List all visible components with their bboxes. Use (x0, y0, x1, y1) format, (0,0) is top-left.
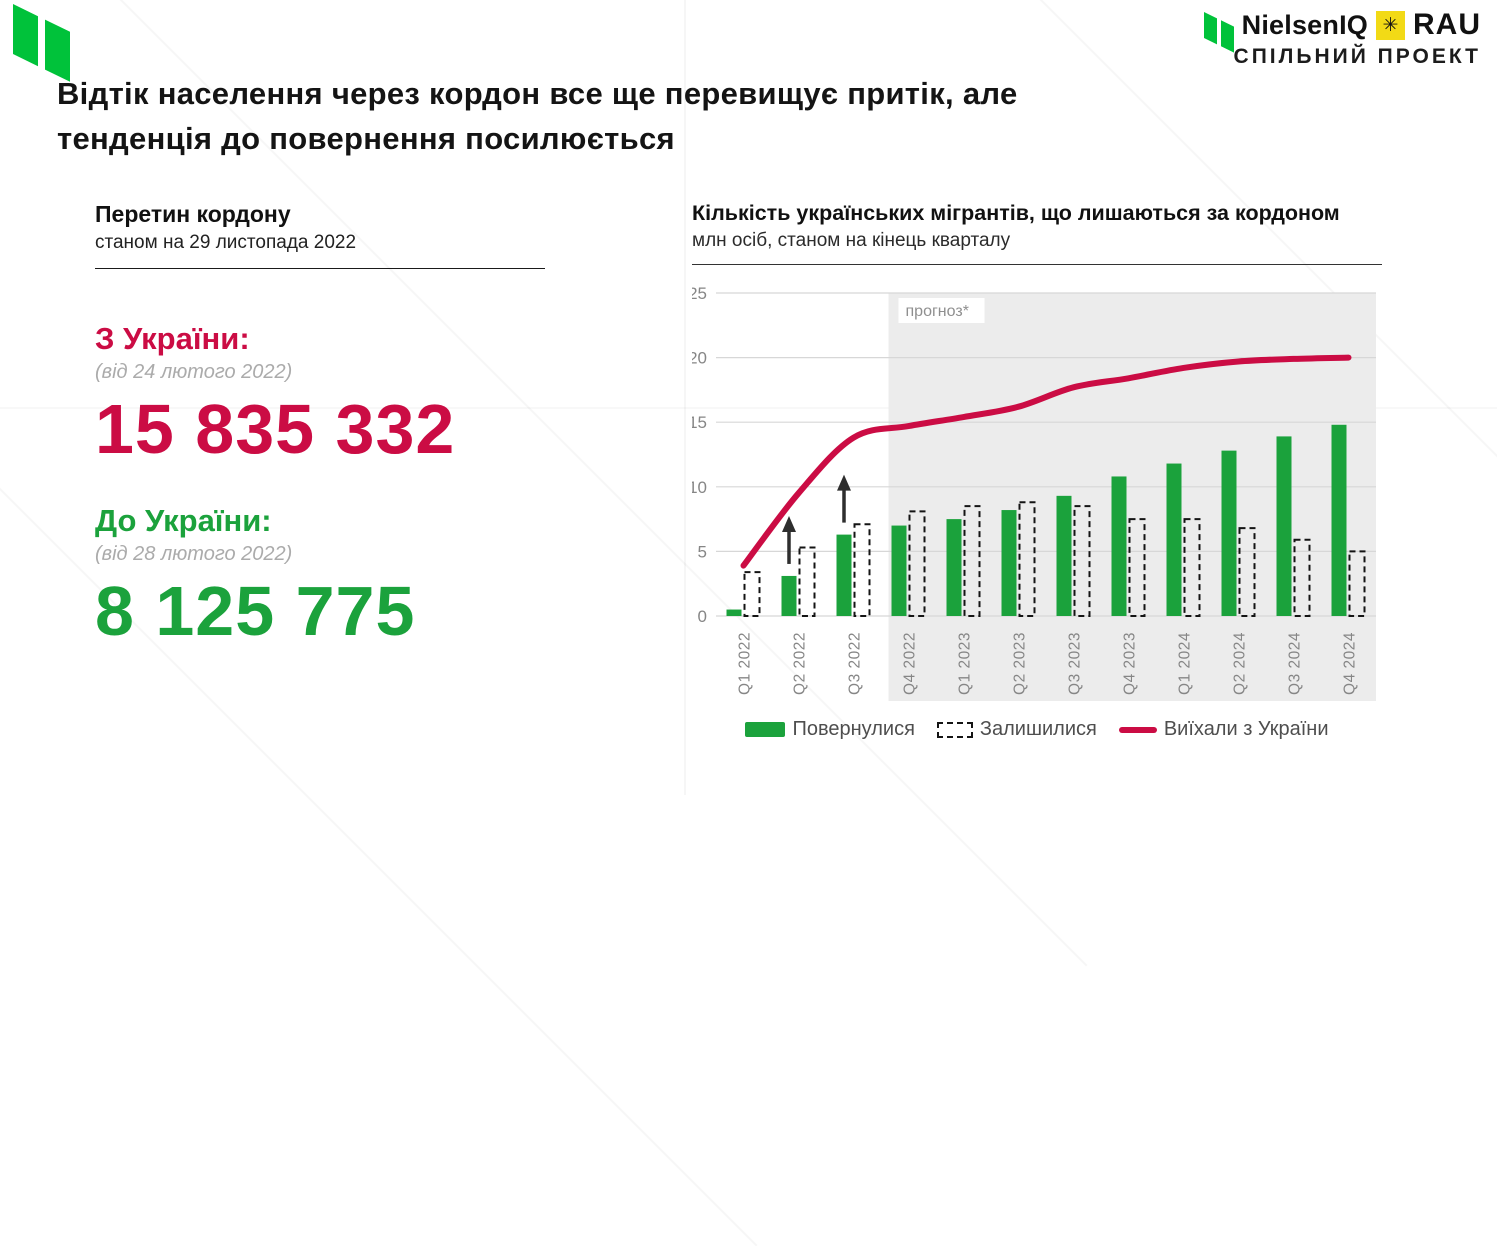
legend-label-left-ukraine: Виїхали з України (1163, 718, 1329, 740)
bar-remained (798, 546, 816, 617)
stat-label: З України: (95, 321, 250, 356)
bar-returned (946, 519, 962, 616)
logo-parallelogram (13, 4, 38, 67)
stat-value: 15 835 332 (95, 390, 456, 468)
bar-returned (781, 575, 797, 616)
chart-divider (692, 264, 1382, 265)
stat-note: (від 24 лютого 2022) (95, 361, 293, 383)
legend-item-remained: Залишилися (936, 718, 1097, 741)
logo-parallelogram (1220, 20, 1234, 53)
star-glyph: ✳ (1382, 14, 1399, 36)
x-tick-label: Q4 2024 (1342, 632, 1359, 695)
bar-remained (853, 523, 871, 618)
panel-heading: Перетин кордону (95, 201, 291, 227)
chart-subheading: млн осіб, станом на кінець кварталу (692, 230, 1011, 251)
border-crossing-panel: Перетин кордону станом на 29 листопада 2… (95, 201, 555, 648)
bar-remained (1128, 518, 1146, 618)
chart-legend: Повернулися Залишилися Виїхали з України (692, 718, 1382, 741)
trend-line (740, 354, 1352, 569)
bar-returned (836, 534, 852, 616)
legend-item-returned: Повернулися (745, 718, 915, 741)
nielseniq-logo-mark (13, 4, 70, 82)
bar-remained (1238, 527, 1256, 618)
up-arrow-head (782, 515, 796, 532)
y-tick-label: 5 (698, 542, 707, 561)
up-arrow-head (837, 474, 851, 491)
x-tick-label: Q1 2022 (737, 632, 754, 695)
migration-chart-svg: 0 5 10 15 20 25 прогноз* Q1 2022 Q2 2022 Q3 2022 Q… (688, 284, 1376, 701)
bar-returned (1276, 436, 1292, 616)
y-tick-label: 10 (692, 478, 707, 497)
bar-remained (963, 505, 981, 617)
bar-remained (1293, 538, 1311, 617)
bar-remained (1183, 518, 1201, 618)
logo-parallelogram (1203, 12, 1217, 45)
bar-returned (1221, 450, 1237, 616)
migrants-chart-section: Кількість українських мігрантів, що лиша… (688, 201, 1382, 741)
x-tick-label: Q1 2024 (1177, 632, 1194, 695)
stat-note: (від 28 лютого 2022) (95, 543, 293, 566)
y-tick-label: 25 (692, 284, 707, 303)
x-tick-label: Q3 2023 (1067, 632, 1084, 695)
bar-remained (743, 571, 761, 617)
stat-from-ukraine: З України: (від 24 лютого 2022) 15 835 3… (95, 321, 555, 465)
bar-returned (891, 525, 907, 616)
chart-heading: Кількість українських мігрантів, що лиша… (692, 201, 1340, 225)
bar-returned (1111, 476, 1127, 616)
forecast-label: прогноз* (906, 303, 969, 320)
panel-subheading: станом на 29 листопада 2022 (95, 232, 357, 253)
legend-swatch-remained (936, 721, 973, 738)
partner-brand-block: NielsenIQ ✳ RAU СПІЛЬНИЙ ПРОЕКТ (1203, 8, 1481, 69)
stat-value: 8 125 775 (95, 572, 416, 651)
x-tick-label: Q2 2024 (1232, 632, 1249, 695)
rau-star-icon: ✳ (1376, 10, 1405, 40)
x-tick-label: Q2 2022 (792, 632, 809, 695)
legend-swatch-returned (745, 722, 786, 737)
page-title-line2: тенденція до повернення посилюється (57, 120, 675, 156)
legend-item-left-ukraine: Виїхали з України (1118, 718, 1329, 741)
bar-returned (1331, 424, 1347, 616)
page-title: Відтік населення через кордон все ще пер… (57, 72, 1018, 162)
panel-divider (95, 268, 545, 269)
legend-label-remained: Залишилися (979, 718, 1097, 740)
stat-to-ukraine: До України: (від 28 лютого 2022) 8 125 7… (95, 503, 555, 647)
x-tick-label: Q3 2024 (1287, 632, 1304, 695)
page-title-line1: Відтік населення через кордон все ще пер… (57, 76, 1018, 111)
bar-returned (726, 609, 742, 616)
chart-area: 0 5 10 15 20 25 прогноз* Q1 2022 Q2 2022 Q3 2022 Q… (688, 267, 1382, 714)
legend-swatch-left-ukraine (1118, 726, 1157, 733)
x-tick-label: Q1 2023 (957, 632, 974, 695)
forecast-label-chip (898, 298, 985, 323)
stat-label: До України: (95, 503, 272, 539)
y-tick-label: 0 (698, 607, 707, 626)
y-tick-label: 20 (692, 349, 707, 368)
bar-remained (1018, 501, 1036, 617)
nielseniq-mini-mark-icon (1203, 12, 1234, 53)
rau-wordmark: RAU (1413, 8, 1481, 41)
bar-returned (1166, 463, 1182, 616)
x-tick-label: Q4 2022 (902, 632, 919, 695)
x-tick-label: Q2 2023 (1012, 632, 1029, 695)
bar-returned (1056, 495, 1072, 616)
partnership-label: СПІЛЬНИЙ ПРОЕКТ (1233, 45, 1481, 68)
bar-remained (1073, 505, 1091, 617)
x-tick-label: Q3 2022 (847, 632, 864, 695)
x-tick-label: Q4 2023 (1122, 632, 1139, 695)
slide: { "brand": { "nielsen_wordmark": "Nielse… (13, 4, 1481, 741)
nielseniq-wordmark: NielsenIQ (1241, 9, 1368, 40)
y-tick-label: 15 (692, 413, 707, 432)
bar-returned (1001, 510, 1017, 616)
legend-label-returned: Повернулися (792, 718, 915, 740)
##############################
# YOUR INSTRUCTIONS
Retype without alteration the lines of the items from the line with "legend-label-left-ukraine: Виїхали з" to the line with "bar-remained (1128, 518, 1146, 618)", including both of those lines.

# SOLUTION FOR THIS PROBLEM
legend-label-left-ukraine: Виїхали з України (1163, 718, 1329, 740)
bar-remained (798, 546, 816, 617)
stat-label: З України: (95, 321, 250, 356)
bar-returned (946, 519, 962, 616)
logo-parallelogram (13, 4, 38, 67)
stat-value: 15 835 332 (95, 390, 456, 468)
bar-returned (781, 575, 797, 616)
chart-divider (692, 264, 1382, 265)
stat-note: (від 24 лютого 2022) (95, 361, 293, 383)
legend-item-remained: Залишилися (936, 718, 1097, 741)
logo-parallelogram (1220, 20, 1234, 53)
star-glyph: ✳ (1382, 14, 1399, 36)
x-tick-label: Q4 2024 (1342, 632, 1359, 695)
bar-remained (853, 523, 871, 618)
panel-heading: Перетин кордону (95, 201, 291, 227)
chart-subheading: млн осіб, станом на кінець кварталу (692, 230, 1011, 251)
border-crossing-panel: Перетин кордону станом на 29 листопада 2… (95, 201, 555, 648)
bar-remained (1128, 518, 1146, 618)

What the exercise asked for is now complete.